Required task: Copy out the records precisely, omitting pictures.

___ Provided data ___

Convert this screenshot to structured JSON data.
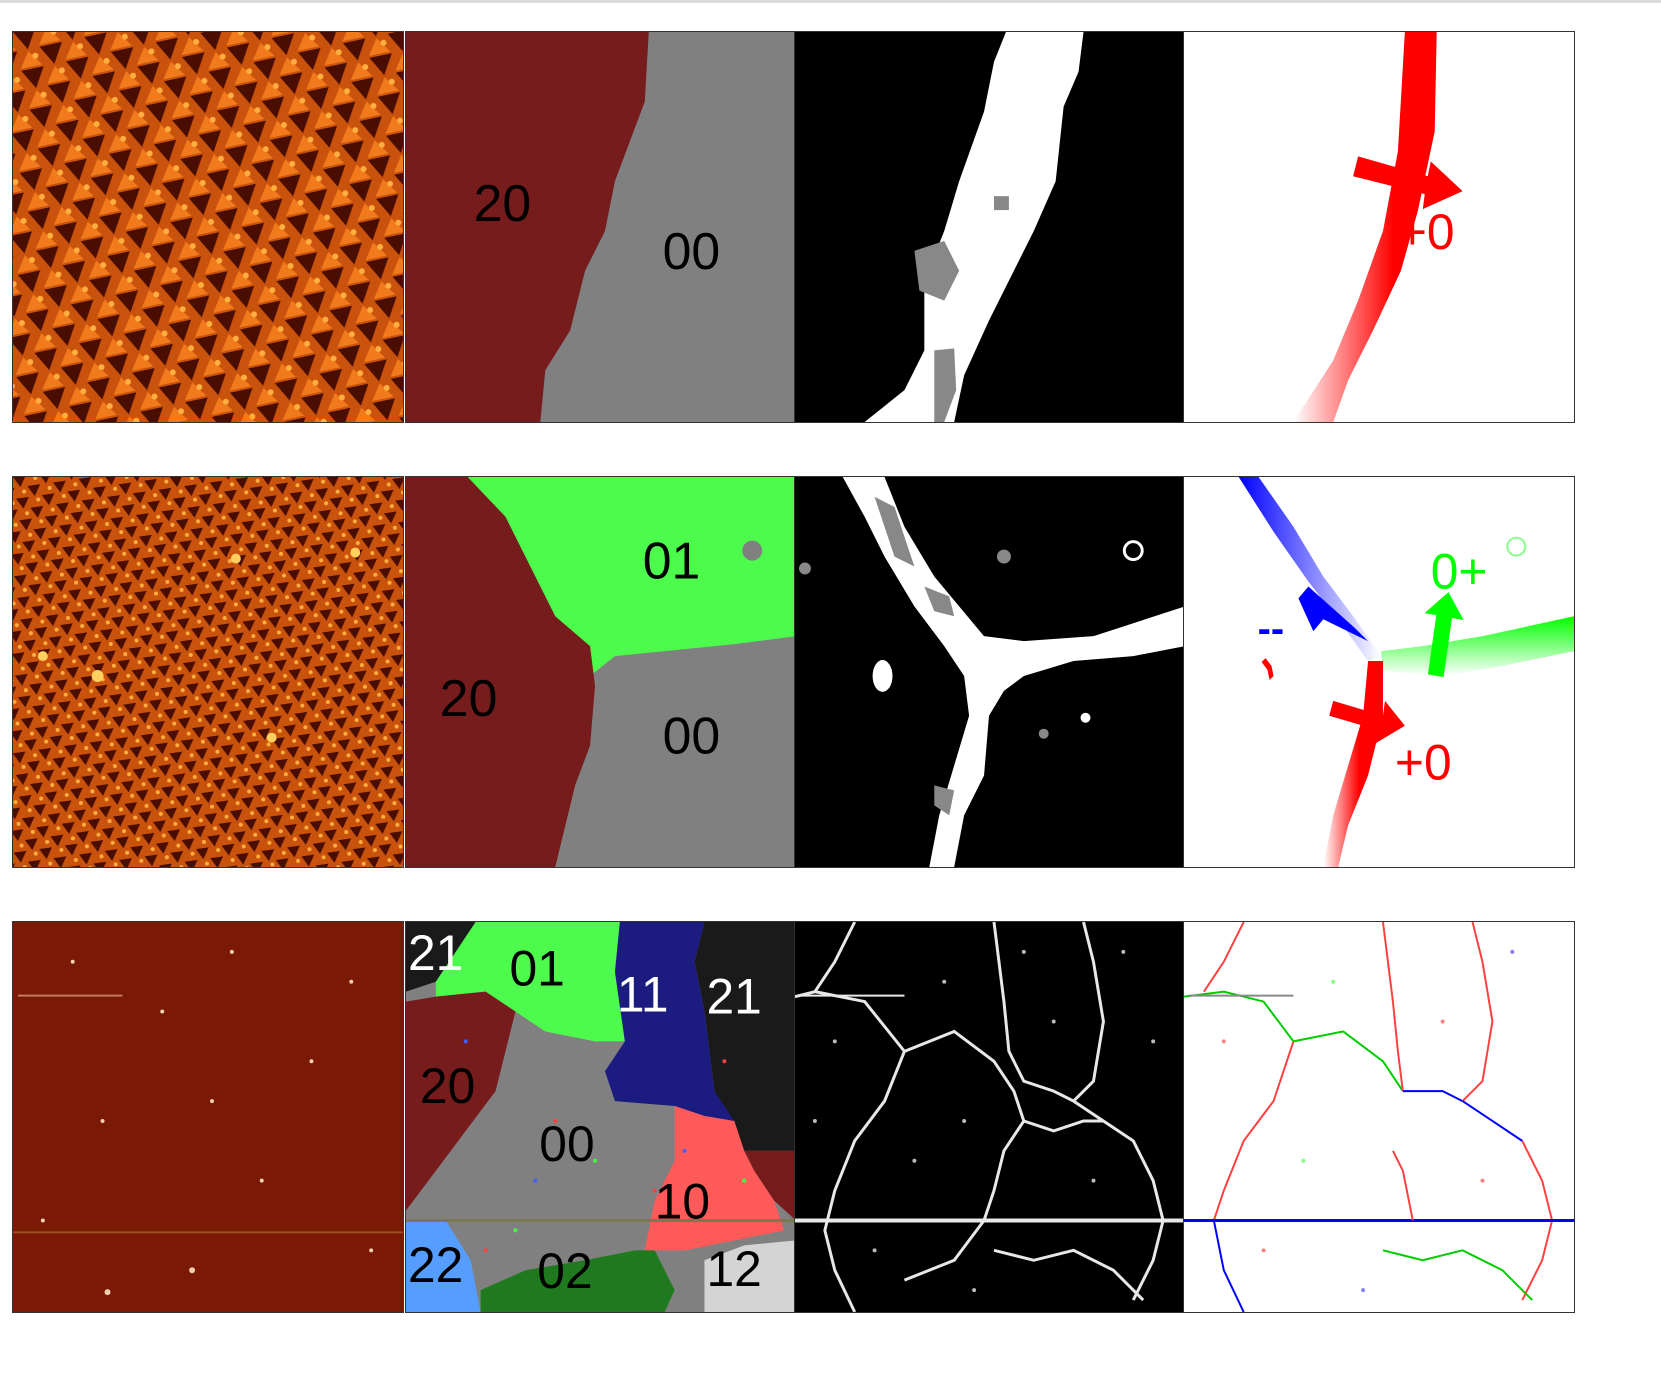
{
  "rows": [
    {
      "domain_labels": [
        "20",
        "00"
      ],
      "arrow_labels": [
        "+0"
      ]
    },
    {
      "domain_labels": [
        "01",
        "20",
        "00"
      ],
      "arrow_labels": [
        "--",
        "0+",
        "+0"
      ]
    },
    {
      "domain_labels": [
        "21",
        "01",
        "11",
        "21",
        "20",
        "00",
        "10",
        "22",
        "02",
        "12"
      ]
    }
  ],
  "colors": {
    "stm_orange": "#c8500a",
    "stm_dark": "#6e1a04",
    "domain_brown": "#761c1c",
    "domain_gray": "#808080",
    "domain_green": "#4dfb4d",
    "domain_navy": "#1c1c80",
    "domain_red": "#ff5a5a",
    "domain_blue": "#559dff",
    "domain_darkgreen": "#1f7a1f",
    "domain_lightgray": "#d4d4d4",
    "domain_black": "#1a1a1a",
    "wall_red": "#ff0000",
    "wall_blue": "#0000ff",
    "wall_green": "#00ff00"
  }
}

___

Correct answer:
Convert this screenshot to structured JSON data.
{
  "rows": [
    {
      "domain_labels": [
        "20",
        "00"
      ],
      "arrow_labels": [
        "+0"
      ]
    },
    {
      "domain_labels": [
        "01",
        "20",
        "00"
      ],
      "arrow_labels": [
        "--",
        "0+",
        "+0"
      ]
    },
    {
      "domain_labels": [
        "21",
        "01",
        "11",
        "21",
        "20",
        "00",
        "10",
        "22",
        "02",
        "12"
      ]
    }
  ],
  "colors": {
    "stm_orange": "#c8500a",
    "stm_dark": "#6e1a04",
    "domain_brown": "#761c1c",
    "domain_gray": "#808080",
    "domain_green": "#4dfb4d",
    "domain_navy": "#1c1c80",
    "domain_red": "#ff5a5a",
    "domain_blue": "#559dff",
    "domain_darkgreen": "#1f7a1f",
    "domain_lightgray": "#d4d4d4",
    "domain_black": "#1a1a1a",
    "wall_red": "#ff0000",
    "wall_blue": "#0000ff",
    "wall_green": "#00ff00"
  }
}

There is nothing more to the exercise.